▶ Objective
Filter the data for lines with the word "какъ", then copy every line so identified.

[Stored records]
******************************
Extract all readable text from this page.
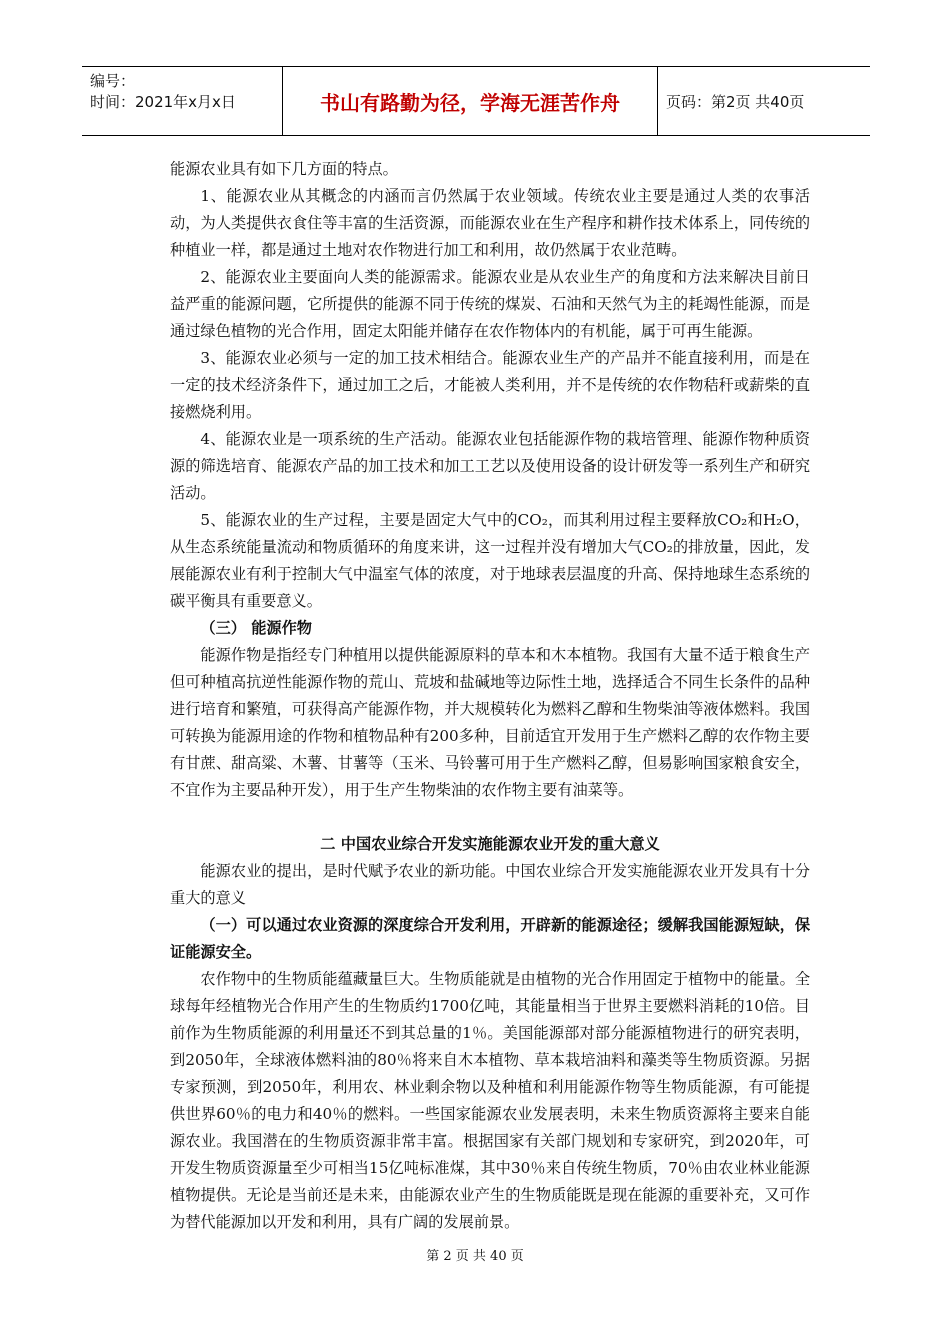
编号：
时间：2021年x月x日	书山有路勤为径，学海无涯苦作舟	页码：第2页 共40页

能源农业具有如下几方面的特点。

1、能源农业从其概念的内涵而言仍然属于农业领域。传统农业主要是通过人类的农事活动，为人类提供衣食住等丰富的生活资源，而能源农业在生产程序和耕作技术体系上，同传统的种植业一样，都是通过土地对农作物进行加工和利用，故仍然属于农业范畴。

2、能源农业主要面向人类的能源需求。能源农业是从农业生产的角度和方法来解决目前日益严重的能源问题，它所提供的能源不同于传统的煤炭、石油和天然气为主的耗竭性能源，而是通过绿色植物的光合作用，固定太阳能并储存在农作物体内的有机能，属于可再生能源。

3、能源农业必须与一定的加工技术相结合。能源农业生产的产品并不能直接利用，而是在一定的技术经济条件下，通过加工之后，才能被人类利用，并不是传统的农作物秸秆或薪柴的直接燃烧利用。

4、能源农业是一项系统的生产活动。能源农业包括能源作物的栽培管理、能源作物种质资源的筛选培育、能源农产品的加工技术和加工工艺以及使用设备的设计研发等一系列生产和研究活动。

5、能源农业的生产过程，主要是固定大气中的CO₂，而其利用过程主要释放CO₂和H₂O，从生态系统能量流动和物质循环的角度来讲，这一过程并没有增加大气CO₂的排放量，因此，发展能源农业有利于控制大气中温室气体的浓度，对于地球表层温度的升高、保持地球生态系统的碳平衡具有重要意义。

（三） 能源作物

能源作物是指经专门种植用以提供能源原料的草本和木本植物。我国有大量不适于粮食生产但可种植高抗逆性能源作物的荒山、荒坡和盐碱地等边际性土地，选择适合不同生长条件的品种进行培育和繁殖，可获得高产能源作物，并大规模转化为燃料乙醇和生物柴油等液体燃料。我国可转换为能源用途的作物和植物品种有200多种，目前适宜开发用于生产燃料乙醇的农作物主要有甘蔗、甜高粱、木薯、甘薯等（玉米、马铃薯可用于生产燃料乙醇，但易影响国家粮食安全，不宜作为主要品种开发），用于生产生物柴油的农作物主要有油菜等。

二 中国农业综合开发实施能源农业开发的重大意义

能源农业的提出，是时代赋予农业的新功能。中国农业综合开发实施能源农业开发具有十分重大的意义

（一）可以通过农业资源的深度综合开发利用，开辟新的能源途径；缓解我国能源短缺，保证能源安全。

农作物中的生物质能蕴藏量巨大。生物质能就是由植物的光合作用固定于植物中的能量。全球每年经植物光合作用产生的生物质约1700亿吨，其能量相当于世界主要燃料消耗的10倍。目前作为生物质能源的利用量还不到其总量的1％。美国能源部对部分能源植物进行的研究表明，到2050年，全球液体燃料油的80％将来自木本植物、草本栽培油料和藻类等生物质资源。另据专家预测，到2050年，利用农、林业剩余物以及种植和利用能源作物等生物质能源，有可能提供世界60％的电力和40％的燃料。一些国家能源农业发展表明，未来生物质资源将主要来自能源农业。我国潜在的生物质资源非常丰富。根据国家有关部门规划和专家研究，到2020年，可开发生物质资源量至少可相当15亿吨标准煤，其中30％来自传统生物质，70％由农业林业能源植物提供。无论是当前还是未来，由能源农业产生的生物质能既是现在能源的重要补充，又可作为替代能源加以开发和利用，具有广阔的发展前景。

第 2 页 共 40 页
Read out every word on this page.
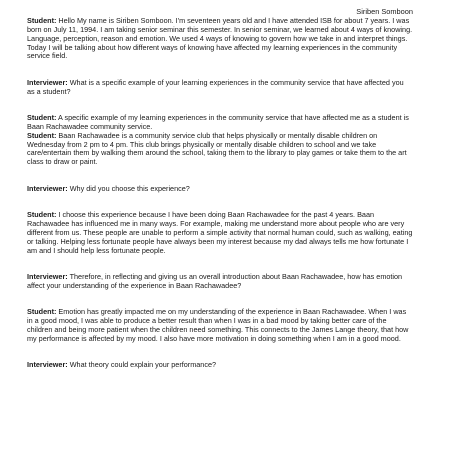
Siriben Somboon

Student: Hello My name is Siriben Somboon. I'm seventeen years old and I have attended ISB for about 7 years. I was born on July 11, 1994. I am taking senior seminar this semester. In senior seminar, we learned about 4 ways of knowing. Language, perception, reason and emotion. We used 4 ways of knowing to govern how we take in and interpret things. Today I will be talking about how different ways of knowing have affected my learning experiences in the community service field.

Interviewer: What is a specific example of your learning experiences in the community service that have affected you as a student?

Student: A specific example of my learning experiences in the community service that have affected me as a student is Baan Rachawadee community service.

Student: Baan Rachawadee is a community service club that helps physically or mentally disable children on Wednesday from 2 pm to 4 pm. This club brings physically or mentally disable children to school and we take care/entertain them by walking them around the school, taking them to the library to play games or take them to the art class to draw or paint.

Interviewer: Why did you choose this experience?

Student: I choose this experience because I have been doing Baan Rachawadee for the past 4 years. Baan Rachawadee has influenced me in many ways. For example, making me understand more about people who are very different from us. These people are unable to perform a simple activity that normal human could, such as walking, eating or talking. Helping less fortunate people have always been my interest because my dad always tells me how fortunate I am and I should help less fortunate people.

Interviewer: Therefore, in reflecting and giving us an overall introduction about Baan Rachawadee, how has emotion affect your understanding of the experience in Baan Rachawadee?

Student: Emotion has greatly impacted me on my understanding of the experience in Baan Rachawadee. When I was in a good mood, I was able to produce a better result than when I was in a bad mood by taking better care of the children and being more patient when the children need something. This connects to the James Lange theory, that how my performance is affected by my mood. I also have more motivation in doing something when I am in a good mood.

Interviewer: What theory could explain your performance?
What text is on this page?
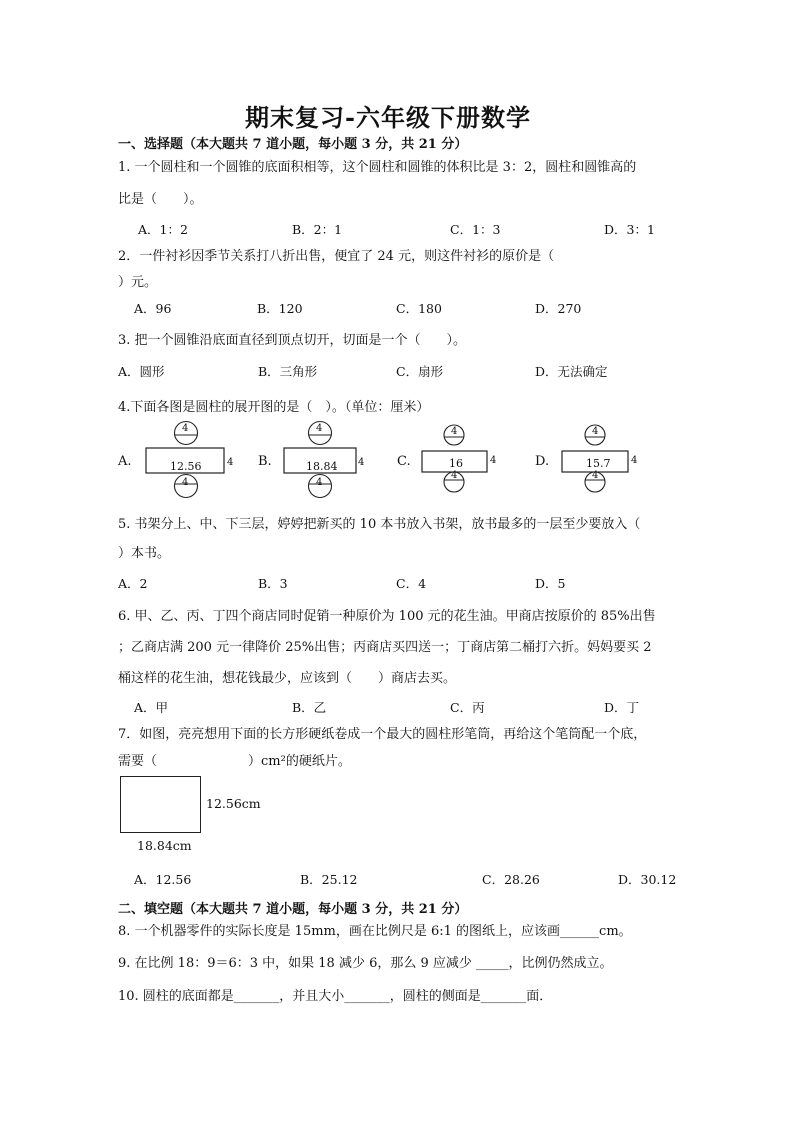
期末复习-六年级下册数学
一、选择题（本大题共 7 道小题，每小题 3 分，共 21 分）
1. 一个圆柱和一个圆锥的底面积相等，这个圆柱和圆锥的体积比是 3：2，圆柱和圆锥高的
比是（　　）。
A．1：2	B．2：1	C．1：3	D．3：1
2．一件衬衫因季节关系打八折出售，便宜了 24 元，则这件衬衫的原价是（
）元。
A．96	B．120	C．180	D．270
3. 把一个圆锥沿底面直径到顶点切开，切面是一个（　　）。
A．圆形	B．三角形	C．扇形	D．无法确定
4.下面各图是圆柱的展开图的是（　）。（单位：厘米）
A.
4
12.56	4
4
B.
4
18.84 4
4
C.
4
16	4
4
D.
4
15.7 4
4
5. 书架分上、中、下三层，婷婷把新买的 10 本书放入书架，放书最多的一层至少要放入（
）本书。
A．2	B．3	C．4	D．5
6. 甲、乙、丙、丁四个商店同时促销一种原价为 100 元的花生油。甲商店按原价的 85%出售
；乙商店满 200 元一律降价 25%出售；丙商店买四送一；丁商店第二桶打六折。妈妈要买 2
桶这样的花生油，想花钱最少，应该到（　　）商店去买。
A．甲	B．乙	C．丙	D．丁
7．如图，亮亮想用下面的长方形硬纸卷成一个最大的圆柱形笔筒，再给这个笔筒配一个底，
需要（　　　　　　　）cm²的硬纸片。
12.56cm
18.84cm
A．12.56	B．25.12	C．28.26	D．30.12
二、填空题（本大题共 7 道小题，每小题 3 分，共 21 分）
8. 一个机器零件的实际长度是 15mm，画在比例尺是 6:1 的图纸上，应该画______cm。
9. 在比例 18：9＝6：3 中，如果 18 减少 6，那么 9 应减少 _____，比例仍然成立。
10. 圆柱的底面都是_______，并且大小_______，圆柱的侧面是_______面．
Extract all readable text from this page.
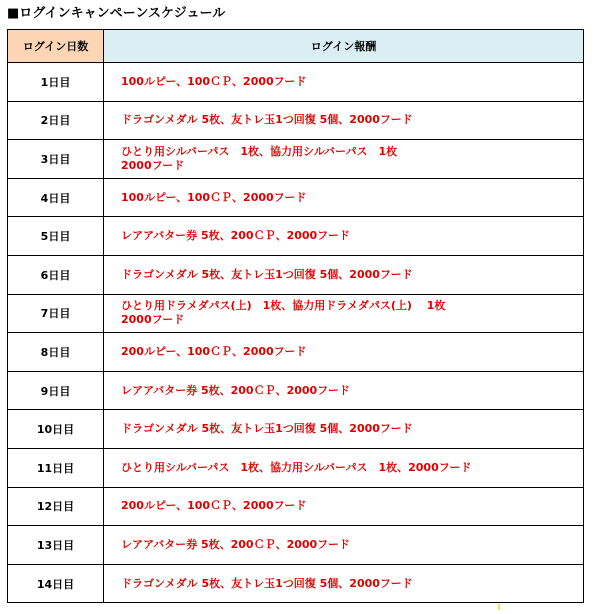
■ログインキャンペーンスケジュール
ログイン日数	ログイン報酬
1日目	100ルピー、100ＣＰ、2000フード

2日目	ドラゴンメダル 5枚、友トレ玉1つ回復 5個、2000フード

3日目	ひとり用シルバーパス　1枚、協力用シルバーパス　1枚
2000フード

4日目	100ルピー、100ＣＰ、2000フード

5日目	レアアバター券 5枚、200ＣＰ、2000フード

6日目	ドラゴンメダル 5枚、友トレ玉1つ回復 5個、2000フード

7日目	ひとり用ドラメダパス(上)　1枚、協力用ドラメダパス(上)　 1枚
2000フード

8日目	200ルピー、100ＣＰ、2000フード

9日目	レアアバター券 5枚、200ＣＰ、2000フード

10日目	ドラゴンメダル 5枚、友トレ玉1つ回復 5個、2000フード

11日目	ひとり用シルバーパス　1枚、協力用シルバーパス　1枚、2000フード

12日目	200ルピー、100ＣＰ、2000フード

13日目	レアアバター券 5枚、200ＣＰ、2000フード

14日目	ドラゴンメダル 5枚、友トレ玉1つ回復 5個、2000フード
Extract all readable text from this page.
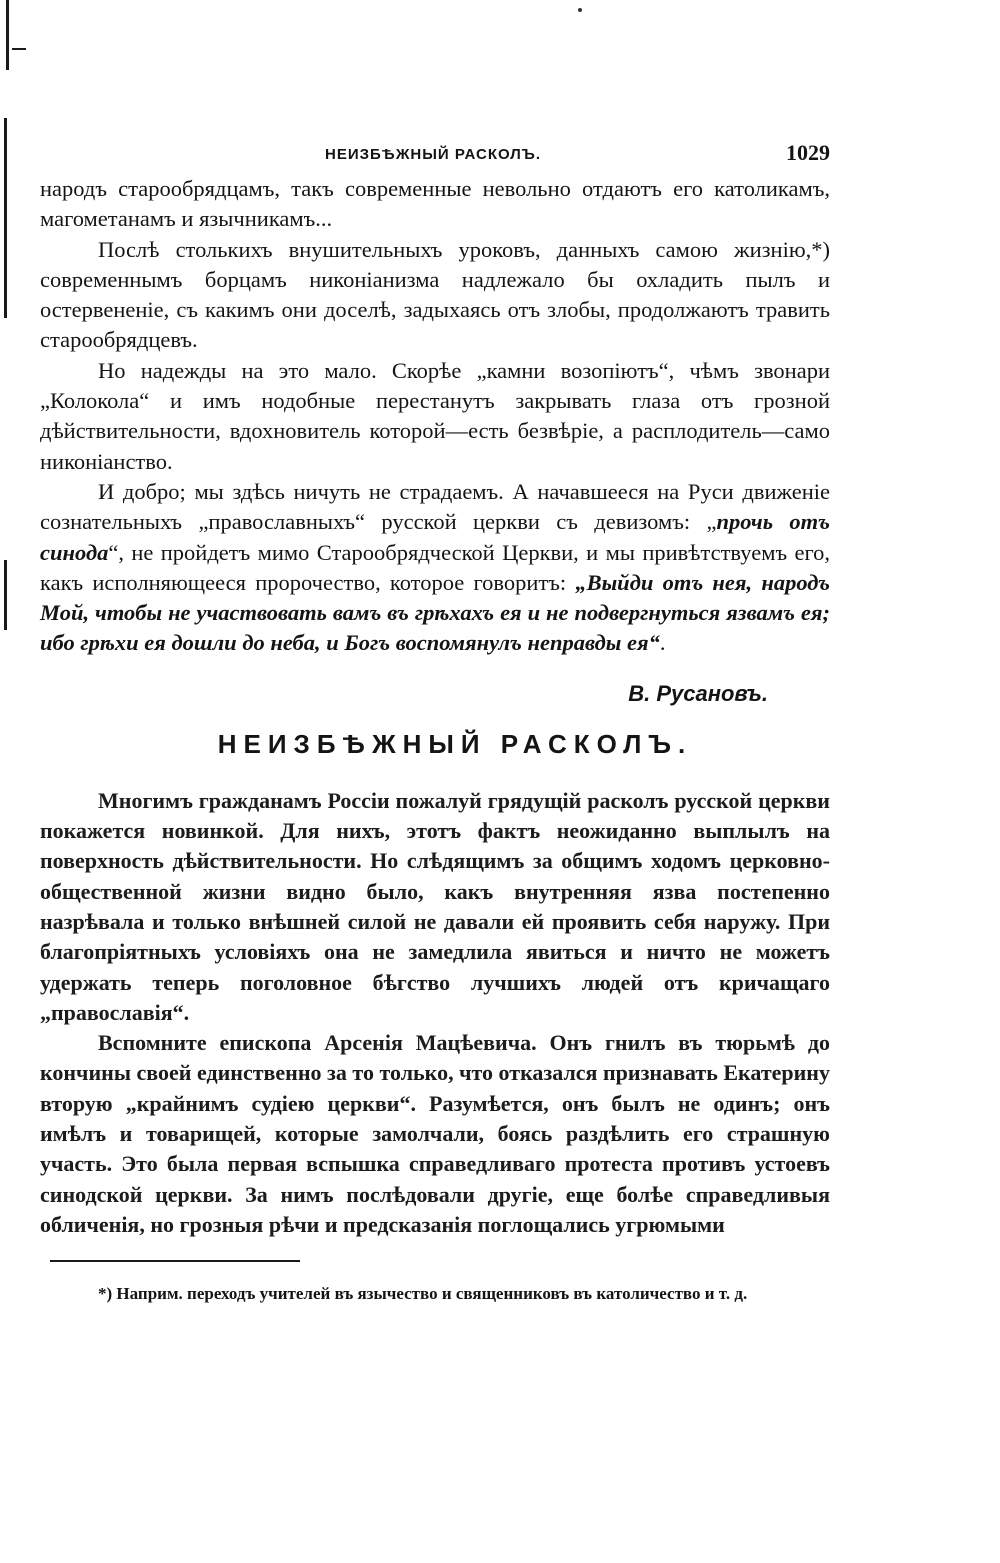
НЕИЗБѢЖНЫЙ РАСКОЛЪ.	1029

народъ старообрядцамъ, такъ современные невольно отдаютъ его католикамъ, магометанамъ и язычникамъ...

Послѣ столькихъ внушительныхъ уроковъ, данныхъ самою жизнію,*) современнымъ борцамъ никоніанизма надлежало бы охладить пылъ и остервененіе, съ какимъ они доселѣ, задыхаясь отъ злобы, продолжаютъ травить старообрядцевъ.

Но надежды на это мало. Скорѣе „камни возопіютъ“, чѣмъ звонари „Колокола“ и имъ нодобные перестанутъ закрывать глаза отъ грозной дѣйствительности, вдохновитель которой—есть безвѣріе, а расплодитель—само никоніанство.

И добро; мы здѣсь ничуть не страдаемъ. А начавшееся на Руси движеніе сознательныхъ „православныхъ“ русской церкви съ девизомъ: „прочь отъ синода“, не пройдетъ мимо Старообрядческой Церкви, и мы привѣтствуемъ его, какъ исполняющееся пророчество, которое говоритъ: „Выйди отъ нея, народъ Мой, чтобы не участвовать вамъ въ грѣхахъ ея и не подвергнуться язвамъ ея; ибо грѣхи ея дошли до неба, и Богъ воспомянулъ неправды ея“.

В. Русановъ.
НЕИЗБѢЖНЫЙ РАСКОЛЪ.

Многимъ гражданамъ Россіи пожалуй грядущій расколъ русской церкви покажется новинкой. Для нихъ, этотъ фактъ неожиданно выплылъ на поверхность дѣйствительности. Но слѣдящимъ за общимъ ходомъ церковно-общественной жизни видно было, какъ внутренняя язва постепенно назрѣвала и только внѣшней силой не давали ей проявить себя наружу. При благопріятныхъ условіяхъ она не замедлила явиться и ничто не можетъ удержать теперь поголовное бѣгство лучшихъ людей отъ кричащаго „православія“.

Вспомните епископа Арсенія Мацѣевича. Онъ гнилъ въ тюрьмѣ до кончины своей единственно за то только, что отказался признавать Екатерину вторую „крайнимъ судіею церкви“. Разумѣется, онъ былъ не одинъ; онъ имѣлъ и товарищей, которые замолчали, боясь раздѣлить его страшную участь. Это была первая вспышка справедливаго протеста противъ устоевъ синодской церкви. За нимъ послѣдовали другіе, еще болѣе справедливыя обличенія, но грозныя рѣчи и предсказанія поглощались угрюмыми

*) Наприм. переходъ учителей въ язычество и священниковъ въ католичество и т. д.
******************************
▶ Task answer
И добро; мы здѣсь ничуть не страдаемъ. А начавшееся на Руси движеніе сознательныхъ „православныхъ“ русской церкви съ девизомъ: „прочь отъ синода“, не пройдетъ мимо Старообрядческой Церкви, и мы привѣтствуемъ его, какъ исполняющееся пророчество, которое говоритъ: „Выйди отъ нея, народъ Мой, чтобы не участвовать вамъ въ грѣхахъ ея и не подвергнуться язвамъ ея; ибо грѣхи ея дошли до неба, и Богъ воспомянулъ неправды ея“.
Многимъ гражданамъ Россіи пожалуй грядущій расколъ русской церкви покажется новинкой. Для нихъ, этотъ фактъ неожиданно выплылъ на поверхность дѣйствительности. Но слѣдящимъ за общимъ ходомъ церковно-общественной жизни видно было, какъ внутренняя язва постепенно назрѣвала и только внѣшней силой не давали ей проявить себя наружу. При благопріятныхъ условіяхъ она не замедлила явиться и ничто не можетъ удержать теперь поголовное бѣгство лучшихъ людей отъ кричащаго „православія“.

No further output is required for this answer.